━━ DATASET EXTRACT

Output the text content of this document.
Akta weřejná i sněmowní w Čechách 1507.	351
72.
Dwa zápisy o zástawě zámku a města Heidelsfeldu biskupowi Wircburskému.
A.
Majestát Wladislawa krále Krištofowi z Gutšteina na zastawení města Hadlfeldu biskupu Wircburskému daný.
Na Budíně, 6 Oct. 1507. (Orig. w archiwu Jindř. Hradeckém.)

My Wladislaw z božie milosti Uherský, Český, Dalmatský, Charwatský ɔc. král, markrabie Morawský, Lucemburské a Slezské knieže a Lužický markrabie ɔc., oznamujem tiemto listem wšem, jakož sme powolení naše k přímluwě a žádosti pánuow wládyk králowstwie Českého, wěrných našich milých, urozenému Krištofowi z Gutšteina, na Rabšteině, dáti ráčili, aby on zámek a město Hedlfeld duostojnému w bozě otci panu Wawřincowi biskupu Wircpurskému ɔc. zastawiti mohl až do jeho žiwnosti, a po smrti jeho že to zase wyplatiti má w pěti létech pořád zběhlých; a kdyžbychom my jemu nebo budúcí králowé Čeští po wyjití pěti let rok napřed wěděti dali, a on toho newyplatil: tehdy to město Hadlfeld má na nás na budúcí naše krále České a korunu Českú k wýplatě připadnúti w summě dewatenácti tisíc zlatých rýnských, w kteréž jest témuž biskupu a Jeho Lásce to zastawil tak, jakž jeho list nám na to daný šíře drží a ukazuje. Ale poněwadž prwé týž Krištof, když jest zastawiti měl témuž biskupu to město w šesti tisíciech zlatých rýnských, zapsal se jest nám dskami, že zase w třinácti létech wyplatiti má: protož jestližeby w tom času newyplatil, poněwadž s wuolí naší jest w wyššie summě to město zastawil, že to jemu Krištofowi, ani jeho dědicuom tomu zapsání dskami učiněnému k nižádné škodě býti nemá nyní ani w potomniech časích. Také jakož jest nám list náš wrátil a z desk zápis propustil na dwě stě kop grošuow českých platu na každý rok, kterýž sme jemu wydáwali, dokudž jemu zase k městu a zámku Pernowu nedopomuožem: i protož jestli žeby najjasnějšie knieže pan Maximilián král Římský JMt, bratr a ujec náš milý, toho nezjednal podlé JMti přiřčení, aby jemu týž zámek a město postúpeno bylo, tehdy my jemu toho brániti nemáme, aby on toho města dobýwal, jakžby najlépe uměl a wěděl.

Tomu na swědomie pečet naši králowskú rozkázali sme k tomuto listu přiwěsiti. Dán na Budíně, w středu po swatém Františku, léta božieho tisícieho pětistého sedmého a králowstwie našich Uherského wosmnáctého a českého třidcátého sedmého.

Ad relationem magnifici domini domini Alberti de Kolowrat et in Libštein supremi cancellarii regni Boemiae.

━━━━
━━ DATASET EXTRACT

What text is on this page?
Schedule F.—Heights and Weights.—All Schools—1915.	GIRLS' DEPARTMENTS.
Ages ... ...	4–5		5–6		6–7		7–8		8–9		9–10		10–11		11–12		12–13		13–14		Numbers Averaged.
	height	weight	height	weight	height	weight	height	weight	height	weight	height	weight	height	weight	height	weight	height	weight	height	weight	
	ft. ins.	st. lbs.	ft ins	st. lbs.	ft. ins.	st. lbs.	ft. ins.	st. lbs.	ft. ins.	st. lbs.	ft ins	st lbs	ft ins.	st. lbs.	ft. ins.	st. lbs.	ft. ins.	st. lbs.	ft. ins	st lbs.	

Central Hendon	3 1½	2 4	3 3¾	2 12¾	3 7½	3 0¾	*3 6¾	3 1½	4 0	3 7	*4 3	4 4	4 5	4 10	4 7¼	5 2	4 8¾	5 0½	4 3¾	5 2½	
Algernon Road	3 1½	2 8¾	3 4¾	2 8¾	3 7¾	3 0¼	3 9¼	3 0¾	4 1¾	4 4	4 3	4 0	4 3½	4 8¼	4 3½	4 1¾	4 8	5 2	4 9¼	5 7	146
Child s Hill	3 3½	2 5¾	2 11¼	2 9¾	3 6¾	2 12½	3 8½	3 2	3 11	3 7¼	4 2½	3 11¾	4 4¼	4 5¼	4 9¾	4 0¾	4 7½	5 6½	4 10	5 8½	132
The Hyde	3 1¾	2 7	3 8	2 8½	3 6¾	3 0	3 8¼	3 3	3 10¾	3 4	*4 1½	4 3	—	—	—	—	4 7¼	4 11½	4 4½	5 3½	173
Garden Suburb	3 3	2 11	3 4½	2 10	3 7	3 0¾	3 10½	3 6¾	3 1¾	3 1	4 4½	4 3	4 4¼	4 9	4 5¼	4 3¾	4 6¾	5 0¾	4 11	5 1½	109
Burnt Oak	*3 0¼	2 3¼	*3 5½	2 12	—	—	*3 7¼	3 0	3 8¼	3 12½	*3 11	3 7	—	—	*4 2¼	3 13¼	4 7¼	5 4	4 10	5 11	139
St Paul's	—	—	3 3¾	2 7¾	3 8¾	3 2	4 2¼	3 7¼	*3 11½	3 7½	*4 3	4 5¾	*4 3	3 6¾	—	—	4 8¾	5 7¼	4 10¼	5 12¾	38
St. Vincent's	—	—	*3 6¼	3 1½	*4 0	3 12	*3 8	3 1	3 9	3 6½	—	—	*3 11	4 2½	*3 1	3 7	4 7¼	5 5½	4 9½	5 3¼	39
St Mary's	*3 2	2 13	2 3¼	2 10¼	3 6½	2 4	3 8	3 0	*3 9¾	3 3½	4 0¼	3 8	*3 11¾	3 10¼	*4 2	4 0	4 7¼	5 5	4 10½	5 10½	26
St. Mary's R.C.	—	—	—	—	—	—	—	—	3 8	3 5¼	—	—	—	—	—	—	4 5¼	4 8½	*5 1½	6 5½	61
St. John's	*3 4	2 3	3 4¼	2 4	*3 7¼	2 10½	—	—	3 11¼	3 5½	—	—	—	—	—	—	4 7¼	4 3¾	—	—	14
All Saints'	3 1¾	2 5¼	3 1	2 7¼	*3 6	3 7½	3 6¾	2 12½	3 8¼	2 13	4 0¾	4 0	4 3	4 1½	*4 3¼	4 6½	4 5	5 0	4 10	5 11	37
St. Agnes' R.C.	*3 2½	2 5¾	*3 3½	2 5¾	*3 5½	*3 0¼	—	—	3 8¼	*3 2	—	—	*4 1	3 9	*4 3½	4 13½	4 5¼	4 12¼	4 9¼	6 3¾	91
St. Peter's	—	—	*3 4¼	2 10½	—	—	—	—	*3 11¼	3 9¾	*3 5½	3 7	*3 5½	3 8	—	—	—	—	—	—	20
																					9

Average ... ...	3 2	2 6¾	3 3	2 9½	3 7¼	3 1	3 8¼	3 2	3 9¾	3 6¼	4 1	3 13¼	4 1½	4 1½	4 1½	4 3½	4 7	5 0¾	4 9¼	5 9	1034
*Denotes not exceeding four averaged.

━━━━

TASK
Copy each line of the records above that carries the word "Mary".

FULL ANSWER
St Mary's	*3 2	2 13	2 3¼	2 10¼	3 6½	2 4	3 8	3 0	*3 9¾	3 3½	4 0¼	3 8	*3 11¾	3 10¼	*4 2	4 0	4 7¼	5 5	4 10½	5 10½	26
St. Mary's R.C.	—	—	—	—	—	—	—	—	3 8	3 5¼	—	—	—	—	—	—	4 5¼	4 8½	*5 1½	6 5½	61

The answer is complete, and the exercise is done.